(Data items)
* Begin *

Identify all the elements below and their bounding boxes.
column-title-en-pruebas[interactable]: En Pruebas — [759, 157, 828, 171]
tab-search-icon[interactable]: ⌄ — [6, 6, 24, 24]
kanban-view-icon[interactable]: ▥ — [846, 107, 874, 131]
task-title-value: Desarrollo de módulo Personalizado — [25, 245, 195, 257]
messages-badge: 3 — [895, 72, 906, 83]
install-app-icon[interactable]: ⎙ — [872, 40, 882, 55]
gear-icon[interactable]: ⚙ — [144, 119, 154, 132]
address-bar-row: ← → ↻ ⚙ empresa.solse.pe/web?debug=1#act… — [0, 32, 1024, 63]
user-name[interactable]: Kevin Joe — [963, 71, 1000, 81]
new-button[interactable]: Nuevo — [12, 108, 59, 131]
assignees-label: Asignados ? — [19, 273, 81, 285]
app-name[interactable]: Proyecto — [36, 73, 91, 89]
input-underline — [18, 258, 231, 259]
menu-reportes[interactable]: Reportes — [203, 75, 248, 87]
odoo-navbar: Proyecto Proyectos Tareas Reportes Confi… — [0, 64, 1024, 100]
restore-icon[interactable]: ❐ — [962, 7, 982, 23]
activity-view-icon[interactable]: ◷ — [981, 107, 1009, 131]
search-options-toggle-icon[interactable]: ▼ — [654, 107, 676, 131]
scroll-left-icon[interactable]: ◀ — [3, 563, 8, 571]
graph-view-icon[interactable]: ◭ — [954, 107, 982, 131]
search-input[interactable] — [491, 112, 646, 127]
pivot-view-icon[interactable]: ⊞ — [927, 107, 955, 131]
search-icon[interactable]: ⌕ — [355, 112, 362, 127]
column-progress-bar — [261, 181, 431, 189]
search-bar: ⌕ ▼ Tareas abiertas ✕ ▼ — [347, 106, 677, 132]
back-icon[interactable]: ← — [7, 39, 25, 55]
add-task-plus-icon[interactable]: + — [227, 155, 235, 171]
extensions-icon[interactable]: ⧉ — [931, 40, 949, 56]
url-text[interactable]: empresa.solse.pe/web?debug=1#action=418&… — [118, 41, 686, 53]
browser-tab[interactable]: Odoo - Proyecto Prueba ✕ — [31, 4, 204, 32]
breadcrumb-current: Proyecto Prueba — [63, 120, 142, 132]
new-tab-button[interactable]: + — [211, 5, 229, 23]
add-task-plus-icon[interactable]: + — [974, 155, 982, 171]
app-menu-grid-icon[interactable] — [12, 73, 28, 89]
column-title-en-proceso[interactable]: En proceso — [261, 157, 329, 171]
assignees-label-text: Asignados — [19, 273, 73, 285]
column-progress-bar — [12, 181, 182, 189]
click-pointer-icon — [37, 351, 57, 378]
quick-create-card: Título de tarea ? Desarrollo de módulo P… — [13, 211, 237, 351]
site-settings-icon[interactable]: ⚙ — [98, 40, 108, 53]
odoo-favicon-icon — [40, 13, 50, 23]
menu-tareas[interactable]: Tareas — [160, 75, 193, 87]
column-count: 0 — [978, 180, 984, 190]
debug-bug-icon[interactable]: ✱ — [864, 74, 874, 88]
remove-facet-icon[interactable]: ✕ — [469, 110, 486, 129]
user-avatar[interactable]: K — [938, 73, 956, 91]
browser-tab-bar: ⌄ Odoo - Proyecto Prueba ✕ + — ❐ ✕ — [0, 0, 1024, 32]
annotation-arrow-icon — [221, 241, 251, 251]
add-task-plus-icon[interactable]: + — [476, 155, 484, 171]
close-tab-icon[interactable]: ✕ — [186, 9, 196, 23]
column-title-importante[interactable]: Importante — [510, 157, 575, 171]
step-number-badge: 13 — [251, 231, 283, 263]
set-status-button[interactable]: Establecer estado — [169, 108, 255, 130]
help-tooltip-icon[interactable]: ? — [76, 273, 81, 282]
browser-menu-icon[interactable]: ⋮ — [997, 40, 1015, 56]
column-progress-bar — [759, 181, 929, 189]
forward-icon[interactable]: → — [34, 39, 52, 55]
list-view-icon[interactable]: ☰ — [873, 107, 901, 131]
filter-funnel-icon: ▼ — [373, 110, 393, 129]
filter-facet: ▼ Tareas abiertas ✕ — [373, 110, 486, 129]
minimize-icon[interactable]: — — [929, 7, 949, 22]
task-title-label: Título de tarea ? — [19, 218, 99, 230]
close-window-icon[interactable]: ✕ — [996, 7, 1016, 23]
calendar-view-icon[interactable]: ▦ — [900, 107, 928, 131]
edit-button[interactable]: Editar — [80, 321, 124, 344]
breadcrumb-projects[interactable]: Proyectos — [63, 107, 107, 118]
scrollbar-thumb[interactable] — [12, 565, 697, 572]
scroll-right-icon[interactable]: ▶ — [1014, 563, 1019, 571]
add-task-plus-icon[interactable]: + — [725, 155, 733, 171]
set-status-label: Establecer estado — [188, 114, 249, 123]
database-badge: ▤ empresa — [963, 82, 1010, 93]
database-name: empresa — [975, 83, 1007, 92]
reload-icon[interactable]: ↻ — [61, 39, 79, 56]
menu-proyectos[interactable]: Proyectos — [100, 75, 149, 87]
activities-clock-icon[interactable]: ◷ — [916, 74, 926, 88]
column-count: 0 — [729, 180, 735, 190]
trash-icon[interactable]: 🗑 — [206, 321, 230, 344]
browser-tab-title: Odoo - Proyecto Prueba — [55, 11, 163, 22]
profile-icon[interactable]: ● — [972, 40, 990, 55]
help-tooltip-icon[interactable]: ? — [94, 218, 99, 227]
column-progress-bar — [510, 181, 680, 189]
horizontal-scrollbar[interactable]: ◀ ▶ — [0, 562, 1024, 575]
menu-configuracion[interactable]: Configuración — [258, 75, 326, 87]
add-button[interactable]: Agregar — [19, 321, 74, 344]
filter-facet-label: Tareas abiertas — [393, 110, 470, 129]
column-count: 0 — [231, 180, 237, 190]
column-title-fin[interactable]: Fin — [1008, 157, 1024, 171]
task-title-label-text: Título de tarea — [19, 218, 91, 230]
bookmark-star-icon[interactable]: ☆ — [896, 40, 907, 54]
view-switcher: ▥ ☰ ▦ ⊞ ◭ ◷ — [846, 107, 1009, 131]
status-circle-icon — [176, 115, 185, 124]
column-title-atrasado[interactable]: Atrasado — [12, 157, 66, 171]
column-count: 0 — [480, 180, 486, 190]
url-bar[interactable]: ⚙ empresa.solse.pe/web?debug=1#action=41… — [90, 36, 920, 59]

* End *
* Begin *

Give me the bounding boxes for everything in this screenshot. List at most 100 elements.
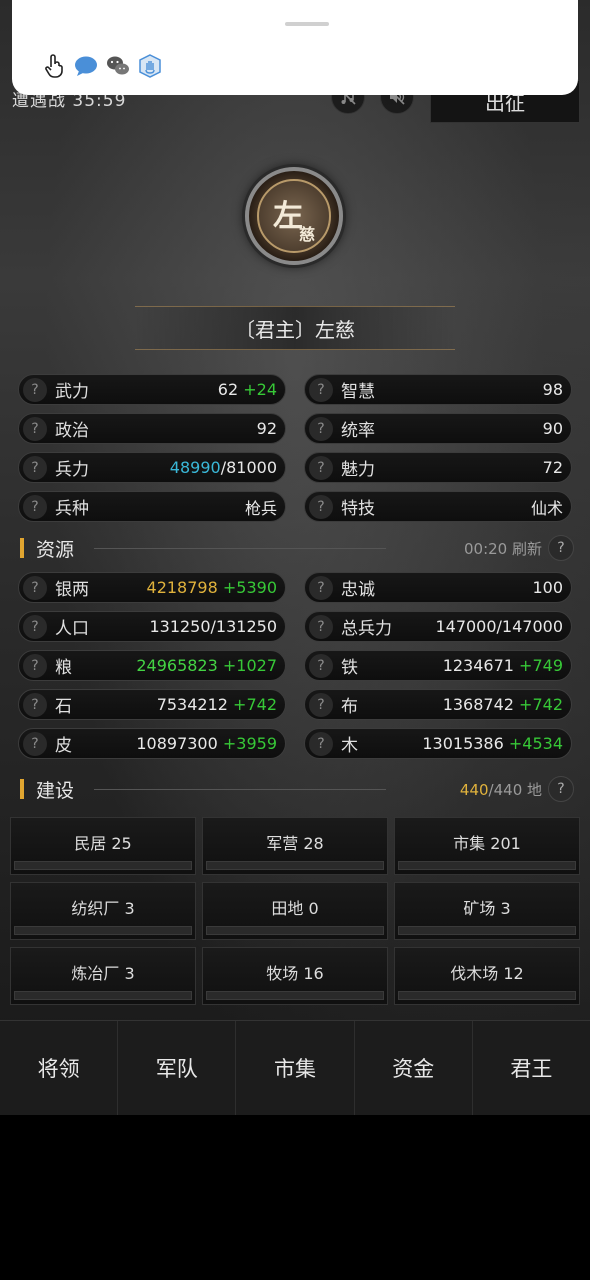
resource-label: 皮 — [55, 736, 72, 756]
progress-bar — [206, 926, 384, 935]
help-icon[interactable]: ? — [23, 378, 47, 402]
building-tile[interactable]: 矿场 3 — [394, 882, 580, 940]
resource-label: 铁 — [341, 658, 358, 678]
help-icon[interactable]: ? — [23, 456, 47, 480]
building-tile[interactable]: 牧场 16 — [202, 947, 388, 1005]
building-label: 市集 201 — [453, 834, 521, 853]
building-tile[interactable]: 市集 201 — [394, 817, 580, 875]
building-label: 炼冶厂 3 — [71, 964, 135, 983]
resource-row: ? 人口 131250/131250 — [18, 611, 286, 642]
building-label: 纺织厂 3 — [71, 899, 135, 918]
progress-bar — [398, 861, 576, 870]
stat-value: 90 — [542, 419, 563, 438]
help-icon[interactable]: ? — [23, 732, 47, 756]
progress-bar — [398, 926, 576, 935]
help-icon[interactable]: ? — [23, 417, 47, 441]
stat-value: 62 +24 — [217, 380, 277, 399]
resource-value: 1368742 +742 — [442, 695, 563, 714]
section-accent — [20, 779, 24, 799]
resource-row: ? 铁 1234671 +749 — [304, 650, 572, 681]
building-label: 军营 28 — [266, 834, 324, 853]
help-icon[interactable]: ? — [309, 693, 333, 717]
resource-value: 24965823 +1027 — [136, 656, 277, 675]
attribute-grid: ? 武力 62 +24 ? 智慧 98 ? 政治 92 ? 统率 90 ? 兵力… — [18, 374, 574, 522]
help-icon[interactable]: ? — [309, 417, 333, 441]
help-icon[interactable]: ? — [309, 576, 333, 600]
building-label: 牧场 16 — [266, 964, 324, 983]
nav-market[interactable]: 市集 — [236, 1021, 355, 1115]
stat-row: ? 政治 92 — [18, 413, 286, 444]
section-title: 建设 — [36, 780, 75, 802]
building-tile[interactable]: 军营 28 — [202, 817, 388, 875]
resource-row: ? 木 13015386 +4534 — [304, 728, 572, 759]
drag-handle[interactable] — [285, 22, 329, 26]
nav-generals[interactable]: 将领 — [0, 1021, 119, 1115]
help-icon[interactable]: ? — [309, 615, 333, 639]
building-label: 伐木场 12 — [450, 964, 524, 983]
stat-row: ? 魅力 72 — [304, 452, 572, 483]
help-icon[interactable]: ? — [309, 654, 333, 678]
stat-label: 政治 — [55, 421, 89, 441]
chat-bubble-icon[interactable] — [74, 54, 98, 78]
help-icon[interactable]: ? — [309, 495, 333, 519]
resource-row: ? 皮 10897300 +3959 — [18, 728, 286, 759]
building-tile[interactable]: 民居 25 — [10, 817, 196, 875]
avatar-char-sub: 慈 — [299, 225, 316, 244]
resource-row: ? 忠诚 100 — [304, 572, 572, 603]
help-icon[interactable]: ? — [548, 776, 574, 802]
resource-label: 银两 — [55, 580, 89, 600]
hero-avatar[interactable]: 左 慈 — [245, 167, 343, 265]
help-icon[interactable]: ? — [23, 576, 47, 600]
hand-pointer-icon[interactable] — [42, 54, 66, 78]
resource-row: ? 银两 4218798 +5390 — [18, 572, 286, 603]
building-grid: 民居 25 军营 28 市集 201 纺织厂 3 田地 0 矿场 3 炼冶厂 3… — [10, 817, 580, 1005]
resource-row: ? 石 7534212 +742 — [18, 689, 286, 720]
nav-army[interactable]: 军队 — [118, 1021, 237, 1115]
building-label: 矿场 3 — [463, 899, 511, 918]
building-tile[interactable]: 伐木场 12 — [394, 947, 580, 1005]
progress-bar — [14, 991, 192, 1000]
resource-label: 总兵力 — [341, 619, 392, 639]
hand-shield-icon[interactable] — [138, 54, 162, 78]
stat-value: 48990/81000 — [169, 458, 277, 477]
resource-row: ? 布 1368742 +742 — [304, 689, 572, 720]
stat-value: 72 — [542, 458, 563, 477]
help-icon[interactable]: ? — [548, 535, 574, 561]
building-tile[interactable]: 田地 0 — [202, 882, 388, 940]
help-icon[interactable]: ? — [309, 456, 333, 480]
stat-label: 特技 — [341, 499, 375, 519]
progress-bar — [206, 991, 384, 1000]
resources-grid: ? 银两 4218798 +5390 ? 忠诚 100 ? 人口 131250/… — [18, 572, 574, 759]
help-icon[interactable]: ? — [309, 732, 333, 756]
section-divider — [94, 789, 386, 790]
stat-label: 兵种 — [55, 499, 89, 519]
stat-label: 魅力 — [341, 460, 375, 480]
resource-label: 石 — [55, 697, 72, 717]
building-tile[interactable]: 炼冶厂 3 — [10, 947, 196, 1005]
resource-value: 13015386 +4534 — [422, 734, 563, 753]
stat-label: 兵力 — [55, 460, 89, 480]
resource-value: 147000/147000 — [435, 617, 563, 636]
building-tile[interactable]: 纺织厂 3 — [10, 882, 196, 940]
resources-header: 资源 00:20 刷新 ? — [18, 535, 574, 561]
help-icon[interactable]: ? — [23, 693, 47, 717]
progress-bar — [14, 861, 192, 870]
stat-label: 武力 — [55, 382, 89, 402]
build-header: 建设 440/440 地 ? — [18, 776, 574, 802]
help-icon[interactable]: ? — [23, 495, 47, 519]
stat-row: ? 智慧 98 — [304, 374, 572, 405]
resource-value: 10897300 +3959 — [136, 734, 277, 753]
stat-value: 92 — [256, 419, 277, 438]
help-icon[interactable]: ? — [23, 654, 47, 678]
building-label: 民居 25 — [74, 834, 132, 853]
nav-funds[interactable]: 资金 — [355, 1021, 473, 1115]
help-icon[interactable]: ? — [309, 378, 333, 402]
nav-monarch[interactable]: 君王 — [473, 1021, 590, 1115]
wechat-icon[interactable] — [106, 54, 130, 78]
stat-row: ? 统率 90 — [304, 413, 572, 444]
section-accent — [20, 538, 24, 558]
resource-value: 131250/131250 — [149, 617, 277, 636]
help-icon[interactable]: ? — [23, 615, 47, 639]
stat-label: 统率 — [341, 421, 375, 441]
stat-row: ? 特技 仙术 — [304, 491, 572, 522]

* End *

_GOAL OF THE EXERCISE_. Copy out again, with no changes, the data lines from the line containing "Identify all the" through the line containing "task-title-value: Desarrollo de", both of them included.

_RESPONSE TO THE TASK_.
Identify all the elements below and their bounding boxes.
column-title-en-pruebas[interactable]: En Pruebas — [759, 157, 828, 171]
tab-search-icon[interactable]: ⌄ — [6, 6, 24, 24]
kanban-view-icon[interactable]: ▥ — [846, 107, 874, 131]
task-title-value: Desarrollo de módulo Personalizado — [25, 245, 195, 257]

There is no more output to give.